[Given instruction]
Repeat each record below exactly as given.

Entries from a dataset:
=-=-=-=-=

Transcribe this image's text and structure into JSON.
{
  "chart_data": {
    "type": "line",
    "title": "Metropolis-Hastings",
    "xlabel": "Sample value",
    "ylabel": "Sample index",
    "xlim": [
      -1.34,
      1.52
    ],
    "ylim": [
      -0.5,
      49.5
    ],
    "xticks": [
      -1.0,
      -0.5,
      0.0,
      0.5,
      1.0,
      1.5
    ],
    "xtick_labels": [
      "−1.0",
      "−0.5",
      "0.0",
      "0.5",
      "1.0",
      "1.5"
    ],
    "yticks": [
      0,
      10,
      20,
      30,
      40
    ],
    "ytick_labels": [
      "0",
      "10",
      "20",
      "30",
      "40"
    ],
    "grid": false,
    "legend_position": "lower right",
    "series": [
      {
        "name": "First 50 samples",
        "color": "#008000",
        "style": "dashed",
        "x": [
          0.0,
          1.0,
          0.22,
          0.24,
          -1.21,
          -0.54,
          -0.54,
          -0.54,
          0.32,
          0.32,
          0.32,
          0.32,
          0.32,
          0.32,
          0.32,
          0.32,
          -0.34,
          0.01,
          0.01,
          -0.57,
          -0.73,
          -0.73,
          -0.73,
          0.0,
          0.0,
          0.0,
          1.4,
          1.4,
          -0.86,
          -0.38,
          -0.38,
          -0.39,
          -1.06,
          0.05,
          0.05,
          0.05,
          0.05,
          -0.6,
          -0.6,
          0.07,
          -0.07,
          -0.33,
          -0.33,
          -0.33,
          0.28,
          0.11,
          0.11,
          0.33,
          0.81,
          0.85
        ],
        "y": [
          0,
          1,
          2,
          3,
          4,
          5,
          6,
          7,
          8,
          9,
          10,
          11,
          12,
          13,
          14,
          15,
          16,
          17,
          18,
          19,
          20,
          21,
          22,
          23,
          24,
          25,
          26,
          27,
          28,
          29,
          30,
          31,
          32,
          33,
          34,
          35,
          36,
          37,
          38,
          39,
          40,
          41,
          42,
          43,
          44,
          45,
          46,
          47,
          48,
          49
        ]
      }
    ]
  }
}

=-=-=-=-=

[Exercise solution]
Transcribe this image's text and structure into JSON.
{
  "chart_data": {
    "type": "line",
    "title": "Metropolis-Hastings",
    "xlabel": "Sample value",
    "ylabel": "Sample index",
    "xlim": [
      -1.34,
      1.52
    ],
    "ylim": [
      -0.5,
      49.5
    ],
    "xticks": [
      -1.0,
      -0.5,
      0.0,
      0.5,
      1.0,
      1.5
    ],
    "xtick_labels": [
      "−1.0",
      "−0.5",
      "0.0",
      "0.5",
      "1.0",
      "1.5"
    ],
    "yticks": [
      0,
      10,
      20,
      30,
      40
    ],
    "ytick_labels": [
      "0",
      "10",
      "20",
      "30",
      "40"
    ],
    "grid": false,
    "legend_position": "lower right",
    "series": [
      {
        "name": "First 50 samples",
        "color": "#008000",
        "style": "dashed",
        "x": [
          0.0,
          1.0,
          0.22,
          0.24,
          -1.21,
          -0.54,
          -0.54,
          -0.54,
          0.32,
          0.32,
          0.32,
          0.32,
          0.32,
          0.32,
          0.32,
          0.32,
          -0.34,
          0.01,
          0.01,
          -0.57,
          -0.73,
          -0.73,
          -0.73,
          0.0,
          0.0,
          0.0,
          1.4,
          1.4,
          -0.86,
          -0.38,
          -0.38,
          -0.39,
          -1.06,
          0.05,
          0.05,
          0.05,
          0.05,
          -0.6,
          -0.6,
          0.07,
          -0.07,
          -0.33,
          -0.33,
          -0.33,
          0.28,
          0.11,
          0.11,
          0.33,
          0.81,
          0.85
        ],
        "y": [
          0,
          1,
          2,
          3,
          4,
          5,
          6,
          7,
          8,
          9,
          10,
          11,
          12,
          13,
          14,
          15,
          16,
          17,
          18,
          19,
          20,
          21,
          22,
          23,
          24,
          25,
          26,
          27,
          28,
          29,
          30,
          31,
          32,
          33,
          34,
          35,
          36,
          37,
          38,
          39,
          40,
          41,
          42,
          43,
          44,
          45,
          46,
          47,
          48,
          49
        ]
      }
    ]
  }
}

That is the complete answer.